## Excerpted data
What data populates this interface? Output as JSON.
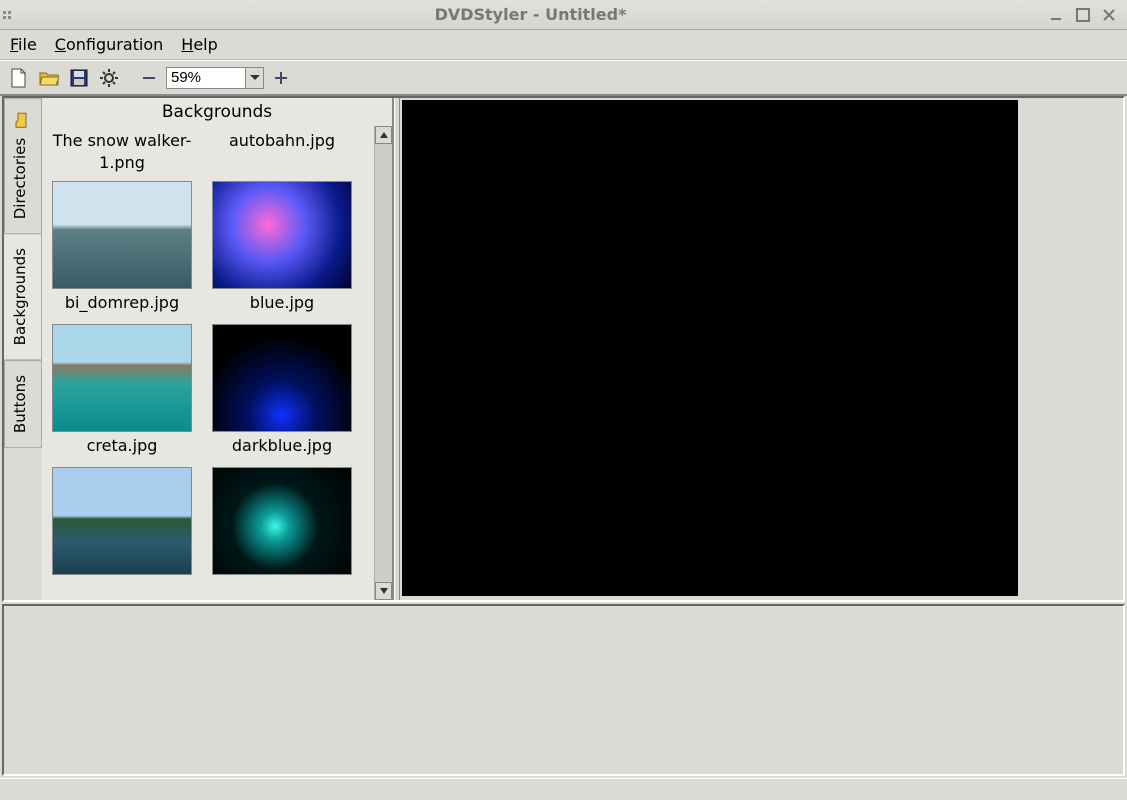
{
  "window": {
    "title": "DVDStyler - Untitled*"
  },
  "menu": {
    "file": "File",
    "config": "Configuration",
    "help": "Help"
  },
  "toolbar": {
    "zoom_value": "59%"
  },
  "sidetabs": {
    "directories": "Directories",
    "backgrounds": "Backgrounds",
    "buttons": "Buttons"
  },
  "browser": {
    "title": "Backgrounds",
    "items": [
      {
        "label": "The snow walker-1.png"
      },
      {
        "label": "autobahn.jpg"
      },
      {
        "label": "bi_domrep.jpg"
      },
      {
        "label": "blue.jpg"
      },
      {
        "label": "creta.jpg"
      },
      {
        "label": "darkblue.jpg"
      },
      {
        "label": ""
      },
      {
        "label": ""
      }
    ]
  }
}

## What the exercise asks
Are you able to set down all the lines above exactly, without any pictures?

## Answer to the problem
What data populates this interface? Output as JSON.
{
  "window": {
    "title": "DVDStyler - Untitled*"
  },
  "menu": {
    "file": "File",
    "config": "Configuration",
    "help": "Help"
  },
  "toolbar": {
    "zoom_value": "59%"
  },
  "sidetabs": {
    "directories": "Directories",
    "backgrounds": "Backgrounds",
    "buttons": "Buttons"
  },
  "browser": {
    "title": "Backgrounds",
    "items": [
      {
        "label": "The snow walker-1.png"
      },
      {
        "label": "autobahn.jpg"
      },
      {
        "label": "bi_domrep.jpg"
      },
      {
        "label": "blue.jpg"
      },
      {
        "label": "creta.jpg"
      },
      {
        "label": "darkblue.jpg"
      },
      {
        "label": ""
      },
      {
        "label": ""
      }
    ]
  }
}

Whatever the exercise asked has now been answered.